*Work instructions:*
Collect all the lines that mention the word "JSON".
>> Start Data for the task
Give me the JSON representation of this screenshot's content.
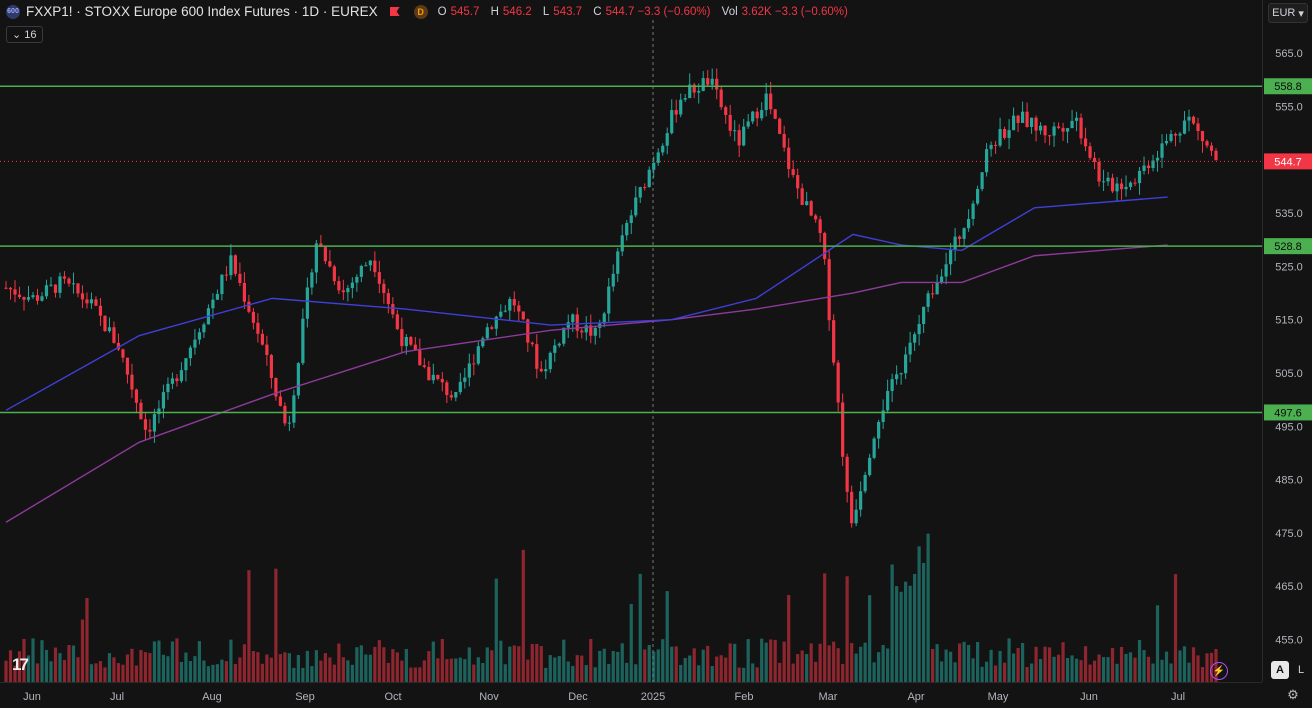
{
  "header": {
    "symbol_badge": "600",
    "title": "FXXP1! · STOXX Europe 600 Index Futures · 1D · EUREX",
    "data_badge": "D",
    "ohlc": [
      {
        "k": "O",
        "v": "545.7"
      },
      {
        "k": "H",
        "v": "546.2"
      },
      {
        "k": "L",
        "v": "543.7"
      },
      {
        "k": "C",
        "v": "544.7 −3.3 (−0.60%)"
      },
      {
        "k": "Vol",
        "v": "3.62K −3.3 (−0.60%)"
      }
    ],
    "indicator_count": "16",
    "currency": "EUR"
  },
  "colors": {
    "up": "#26a69a",
    "down": "#f23645",
    "level": "#4caf50",
    "ma1": "#3f3fd9",
    "ma2": "#8e3a9c",
    "bg": "#131313"
  },
  "chart_data": {
    "type": "candlestick",
    "ylim": [
      450,
      570
    ],
    "y_ticks": [
      "565.0",
      "555.0",
      "535.0",
      "525.0",
      "515.0",
      "505.0",
      "495.0",
      "485.0",
      "475.0",
      "465.0",
      "455.0"
    ],
    "x_ticks": [
      "Jun",
      "Jul",
      "Aug",
      "Sep",
      "Oct",
      "Nov",
      "Dec",
      "2025",
      "Feb",
      "Mar",
      "Apr",
      "May",
      "Jun",
      "Jul"
    ],
    "horizontal_levels": [
      558.8,
      528.8,
      497.6
    ],
    "last_price": 544.7,
    "price_path": [
      [
        "Jun",
        521
      ],
      [
        "Jun",
        519
      ],
      [
        "Jul",
        522
      ],
      [
        "Jul",
        518
      ],
      [
        "Aug",
        510
      ],
      [
        "Aug",
        494
      ],
      [
        "Aug",
        504
      ],
      [
        "Sep",
        515
      ],
      [
        "Sep",
        526
      ],
      [
        "Sep",
        512
      ],
      [
        "Sep",
        494
      ],
      [
        "Oct",
        530
      ],
      [
        "Oct",
        520
      ],
      [
        "Oct",
        527
      ],
      [
        "Nov",
        512
      ],
      [
        "Nov",
        505
      ],
      [
        "Nov",
        500
      ],
      [
        "Dec",
        513
      ],
      [
        "Dec",
        519
      ],
      [
        "Dec",
        505
      ],
      [
        "2025",
        515
      ],
      [
        "2025",
        512
      ],
      [
        "2025",
        532
      ],
      [
        "Feb",
        545
      ],
      [
        "Feb",
        557
      ],
      [
        "Mar",
        560
      ],
      [
        "Mar",
        548
      ],
      [
        "Mar",
        557
      ],
      [
        "Mar",
        541
      ],
      [
        "Apr",
        530
      ],
      [
        "Apr",
        476
      ],
      [
        "Apr",
        497
      ],
      [
        "Apr",
        508
      ],
      [
        "May",
        522
      ],
      [
        "May",
        532
      ],
      [
        "May",
        548
      ],
      [
        "Jun",
        553
      ],
      [
        "Jun",
        550
      ],
      [
        "Jun",
        553
      ],
      [
        "Jun",
        540
      ],
      [
        "Jul",
        541
      ],
      [
        "Jul",
        547
      ],
      [
        "Jul",
        553
      ],
      [
        "Jul",
        545
      ]
    ],
    "ma_1": [
      [
        0,
        498
      ],
      [
        0.11,
        512
      ],
      [
        0.22,
        519
      ],
      [
        0.33,
        517
      ],
      [
        0.45,
        514
      ],
      [
        0.55,
        515
      ],
      [
        0.62,
        519
      ],
      [
        0.7,
        531
      ],
      [
        0.74,
        529
      ],
      [
        0.79,
        528
      ],
      [
        0.85,
        536
      ],
      [
        0.96,
        538
      ]
    ],
    "ma_2": [
      [
        0,
        477
      ],
      [
        0.11,
        492
      ],
      [
        0.22,
        501
      ],
      [
        0.33,
        509
      ],
      [
        0.45,
        513
      ],
      [
        0.55,
        515
      ],
      [
        0.62,
        517
      ],
      [
        0.7,
        520
      ],
      [
        0.74,
        522
      ],
      [
        0.79,
        522
      ],
      [
        0.85,
        527
      ],
      [
        0.96,
        529
      ]
    ]
  }
}
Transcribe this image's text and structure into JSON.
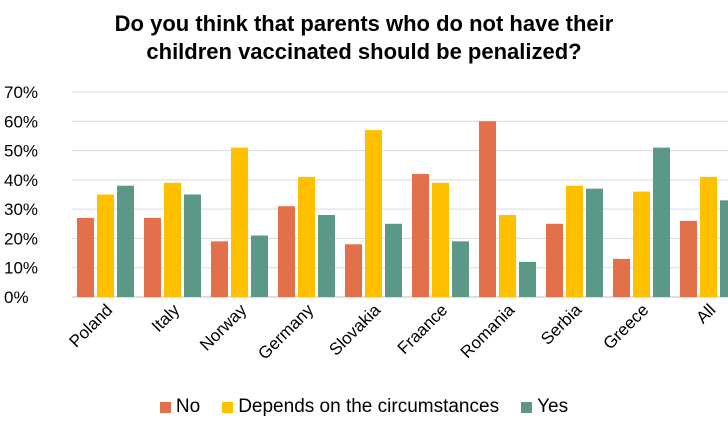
{
  "chart_data": {
    "type": "bar",
    "title_lines": [
      "Do you think that parents who do not have their",
      "children vaccinated should be penalized?"
    ],
    "categories": [
      "Poland",
      "Italy",
      "Norway",
      "Germany",
      "Slovakia",
      "Fraance",
      "Romania",
      "Serbia",
      "Greece",
      "All"
    ],
    "series": [
      {
        "name": "No",
        "color": "#E2704B",
        "values": [
          27,
          27,
          19,
          31,
          18,
          42,
          60,
          25,
          13,
          26
        ]
      },
      {
        "name": "Depends on the circumstances",
        "color": "#FFC000",
        "values": [
          35,
          39,
          51,
          41,
          57,
          39,
          28,
          38,
          36,
          41
        ]
      },
      {
        "name": "Yes",
        "color": "#5B9887",
        "values": [
          38,
          35,
          21,
          28,
          25,
          19,
          12,
          37,
          51,
          33
        ]
      }
    ],
    "ylim": [
      0,
      70
    ],
    "yticks": [
      "0%",
      "10%",
      "20%",
      "30%",
      "40%",
      "50%",
      "60%",
      "70%"
    ],
    "xlabel": "",
    "ylabel": "",
    "grid": true,
    "legend_position": "bottom"
  }
}
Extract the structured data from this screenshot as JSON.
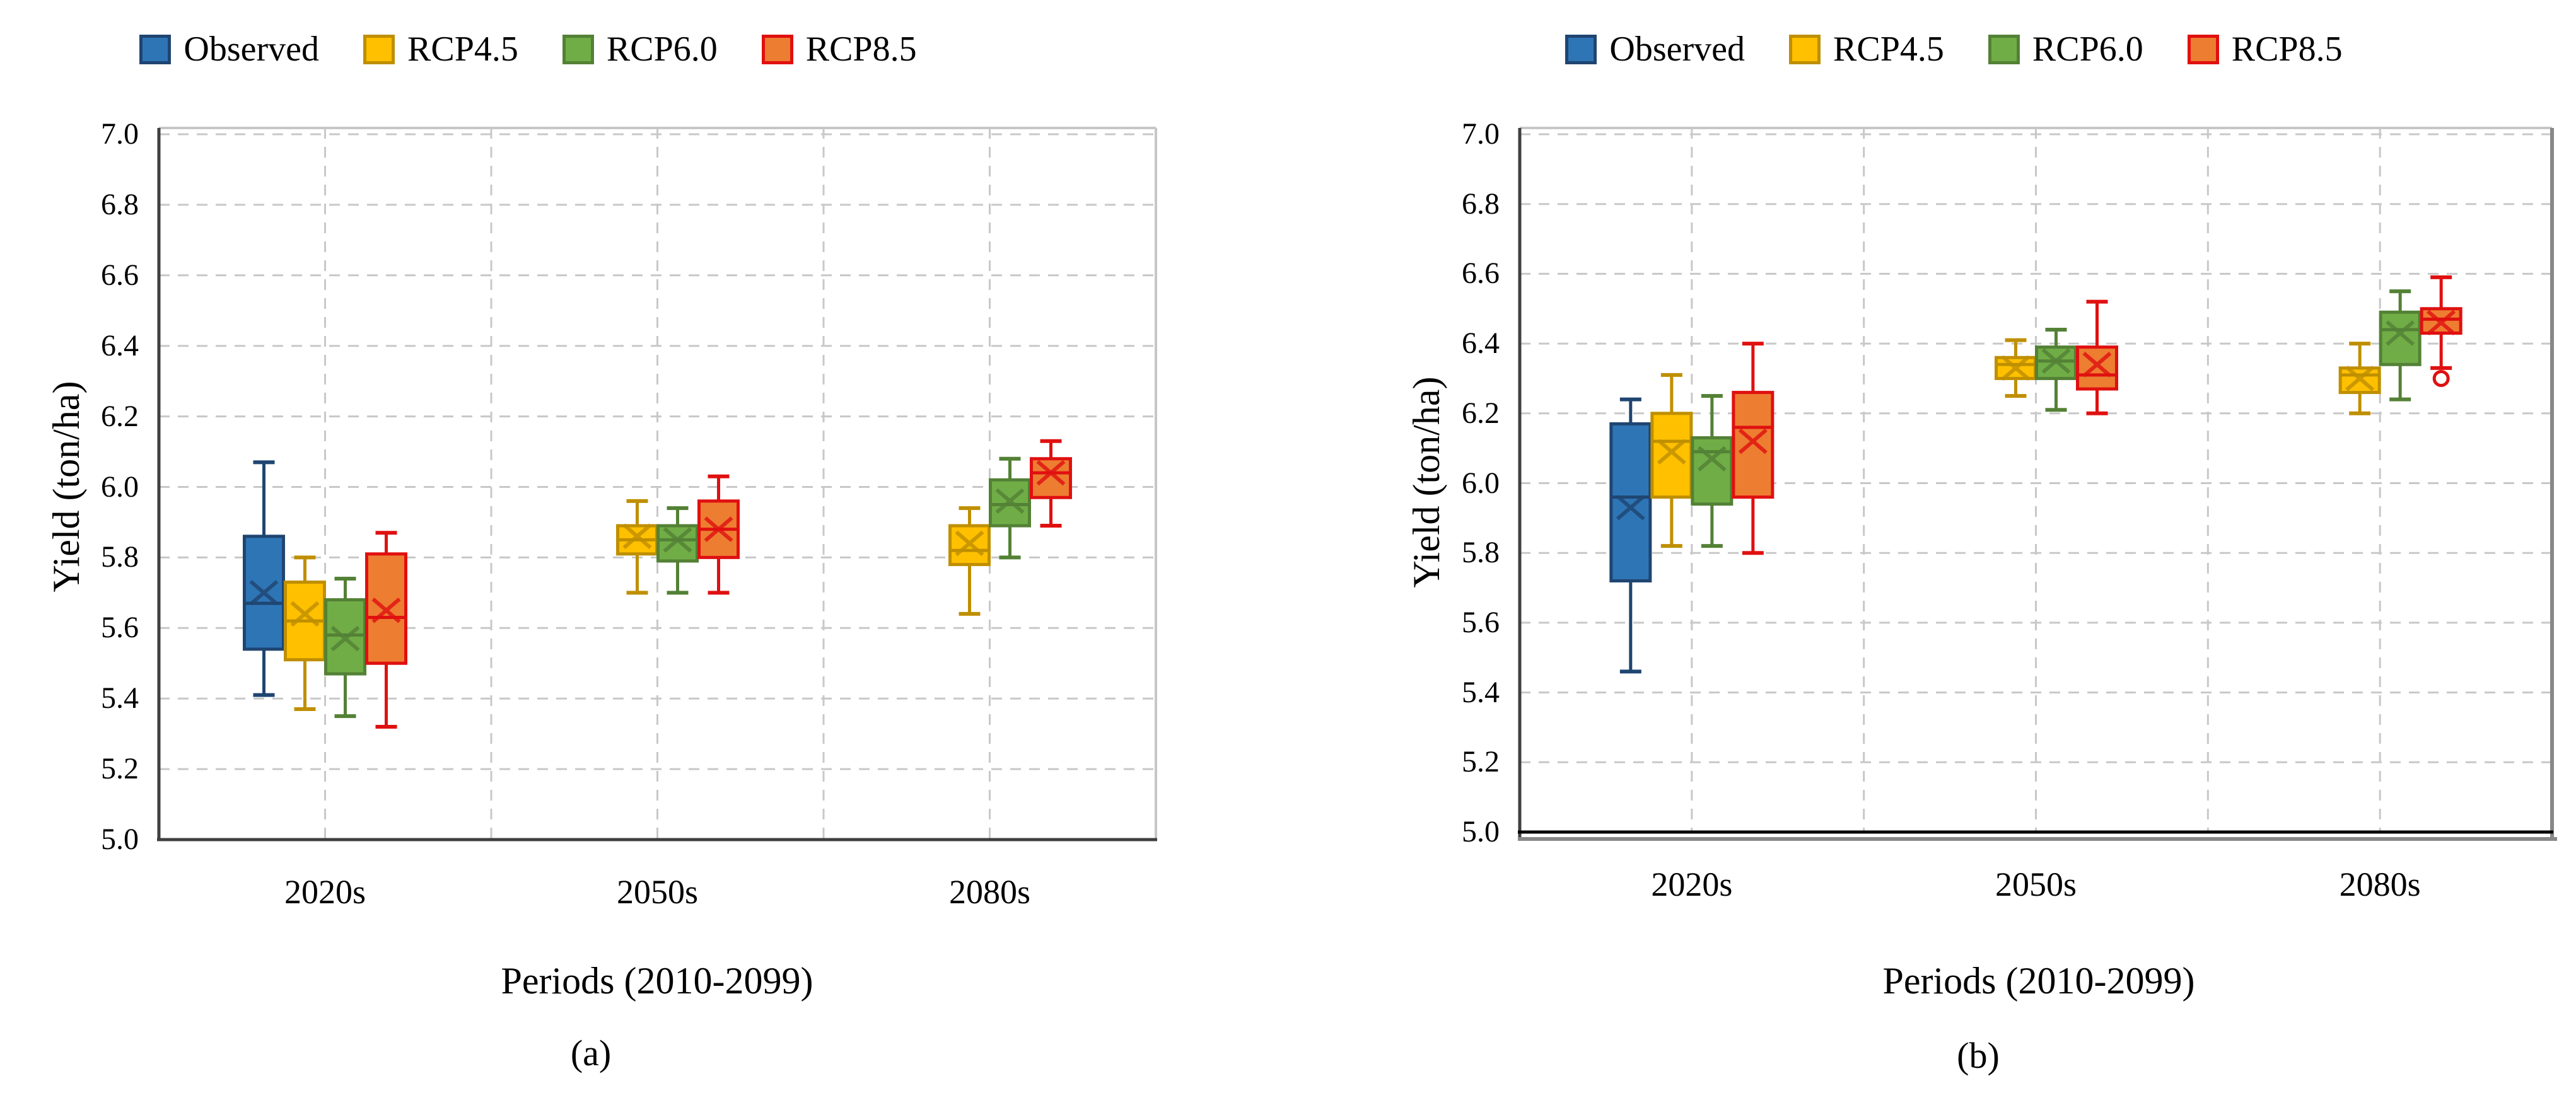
{
  "figure": {
    "background": "#ffffff"
  },
  "panels": [
    {
      "caption": "(a)"
    },
    {
      "caption": "(b)"
    }
  ],
  "legend": {
    "items": [
      "Observed",
      "RCP4.5",
      "RCP6.0",
      "RCP8.5"
    ]
  },
  "colors": {
    "observed_fill": "#2E75B6",
    "observed_stroke": "#1F4571",
    "rcp45_fill": "#FFC000",
    "rcp45_stroke": "#BF8F00",
    "rcp60_fill": "#70AD47",
    "rcp60_stroke": "#538135",
    "rcp85_fill": "#ED7D31",
    "rcp85_stroke": "#E01010",
    "gridline": "#c8c8c8",
    "axis": "#3f3f3f",
    "panel_b_base_black": "#000000",
    "panel_b_base_gray": "#878787"
  },
  "chart_data": [
    {
      "type": "boxplot",
      "panel": "a",
      "title": "",
      "xlabel": "Periods (2010-2099)",
      "ylabel": "Yield (ton/ha)",
      "ylim": [
        5.0,
        7.0
      ],
      "ytick_step": 0.2,
      "yticks": [
        "5.0",
        "5.2",
        "5.4",
        "5.6",
        "5.8",
        "6.0",
        "6.2",
        "6.4",
        "6.6",
        "6.8",
        "7.0"
      ],
      "grid": true,
      "legend_position": "top",
      "categories": [
        "2020s",
        "2050s",
        "2080s"
      ],
      "series": [
        {
          "name": "Observed",
          "fill": "#2E75B6",
          "stroke": "#1F4571",
          "boxes": [
            {
              "low": 5.41,
              "q1": 5.54,
              "median": 5.67,
              "mean": 5.7,
              "q3": 5.86,
              "high": 6.07
            },
            null,
            null
          ]
        },
        {
          "name": "RCP4.5",
          "fill": "#FFC000",
          "stroke": "#BF8F00",
          "boxes": [
            {
              "low": 5.37,
              "q1": 5.51,
              "median": 5.62,
              "mean": 5.64,
              "q3": 5.73,
              "high": 5.8
            },
            {
              "low": 5.7,
              "q1": 5.81,
              "median": 5.85,
              "mean": 5.86,
              "q3": 5.89,
              "high": 5.96
            },
            {
              "low": 5.64,
              "q1": 5.78,
              "median": 5.82,
              "mean": 5.84,
              "q3": 5.89,
              "high": 5.94
            }
          ]
        },
        {
          "name": "RCP6.0",
          "fill": "#70AD47",
          "stroke": "#538135",
          "boxes": [
            {
              "low": 5.35,
              "q1": 5.47,
              "median": 5.58,
              "mean": 5.57,
              "q3": 5.68,
              "high": 5.74
            },
            {
              "low": 5.7,
              "q1": 5.79,
              "median": 5.85,
              "mean": 5.85,
              "q3": 5.89,
              "high": 5.94
            },
            {
              "low": 5.8,
              "q1": 5.89,
              "median": 5.95,
              "mean": 5.96,
              "q3": 6.02,
              "high": 6.08
            }
          ]
        },
        {
          "name": "RCP8.5",
          "fill": "#ED7D31",
          "stroke": "#E01010",
          "boxes": [
            {
              "low": 5.32,
              "q1": 5.5,
              "median": 5.63,
              "mean": 5.65,
              "q3": 5.81,
              "high": 5.87
            },
            {
              "low": 5.7,
              "q1": 5.8,
              "median": 5.88,
              "mean": 5.88,
              "q3": 5.96,
              "high": 6.03
            },
            {
              "low": 5.89,
              "q1": 5.97,
              "median": 6.04,
              "mean": 6.04,
              "q3": 6.08,
              "high": 6.13
            }
          ]
        }
      ]
    },
    {
      "type": "boxplot",
      "panel": "b",
      "title": "",
      "xlabel": "Periods (2010-2099)",
      "ylabel": "Yield (ton/ha)",
      "ylim": [
        5.0,
        7.0
      ],
      "ytick_step": 0.2,
      "yticks": [
        "5.0",
        "5.2",
        "5.4",
        "5.6",
        "5.8",
        "6.0",
        "6.2",
        "6.4",
        "6.6",
        "6.8",
        "7.0"
      ],
      "grid": true,
      "legend_position": "top",
      "categories": [
        "2020s",
        "2050s",
        "2080s"
      ],
      "series": [
        {
          "name": "Observed",
          "fill": "#2E75B6",
          "stroke": "#1F4571",
          "boxes": [
            {
              "low": 5.46,
              "q1": 5.72,
              "median": 5.96,
              "mean": 5.93,
              "q3": 6.17,
              "high": 6.24
            },
            null,
            null
          ]
        },
        {
          "name": "RCP4.5",
          "fill": "#FFC000",
          "stroke": "#BF8F00",
          "boxes": [
            {
              "low": 5.82,
              "q1": 5.96,
              "median": 6.12,
              "mean": 6.09,
              "q3": 6.2,
              "high": 6.31
            },
            {
              "low": 6.25,
              "q1": 6.3,
              "median": 6.34,
              "mean": 6.33,
              "q3": 6.36,
              "high": 6.41
            },
            {
              "low": 6.2,
              "q1": 6.26,
              "median": 6.31,
              "mean": 6.3,
              "q3": 6.33,
              "high": 6.4
            }
          ]
        },
        {
          "name": "RCP6.0",
          "fill": "#70AD47",
          "stroke": "#538135",
          "boxes": [
            {
              "low": 5.82,
              "q1": 5.94,
              "median": 6.09,
              "mean": 6.07,
              "q3": 6.13,
              "high": 6.25
            },
            {
              "low": 6.21,
              "q1": 6.3,
              "median": 6.35,
              "mean": 6.35,
              "q3": 6.39,
              "high": 6.44
            },
            {
              "low": 6.24,
              "q1": 6.34,
              "median": 6.44,
              "mean": 6.43,
              "q3": 6.49,
              "high": 6.55
            }
          ]
        },
        {
          "name": "RCP8.5",
          "fill": "#ED7D31",
          "stroke": "#E01010",
          "boxes": [
            {
              "low": 5.8,
              "q1": 5.96,
              "median": 6.16,
              "mean": 6.12,
              "q3": 6.26,
              "high": 6.4
            },
            {
              "low": 6.2,
              "q1": 6.27,
              "median": 6.31,
              "mean": 6.34,
              "q3": 6.39,
              "high": 6.52
            },
            {
              "low": 6.33,
              "q1": 6.43,
              "median": 6.47,
              "mean": 6.46,
              "q3": 6.5,
              "high": 6.59,
              "outliers": [
                6.3
              ]
            }
          ]
        }
      ]
    }
  ]
}
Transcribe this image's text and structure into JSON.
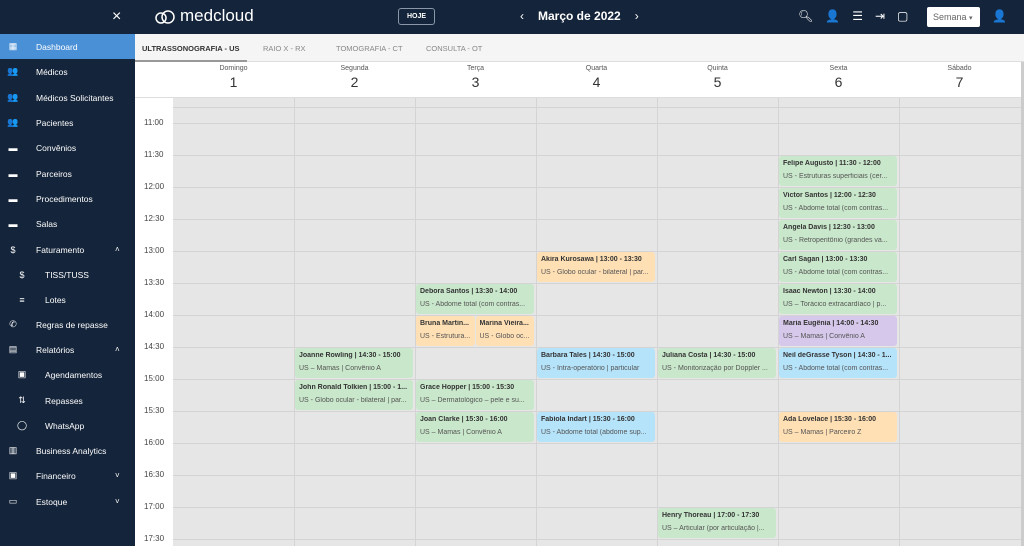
>> End Data for the task
*Written response:*
Give me the JSON representation of this screenshot's content.
Transcribe this image's text and structure into JSON.
Extract the structured data from this screenshot as JSON.
Transcribe this image's text and structure into JSON.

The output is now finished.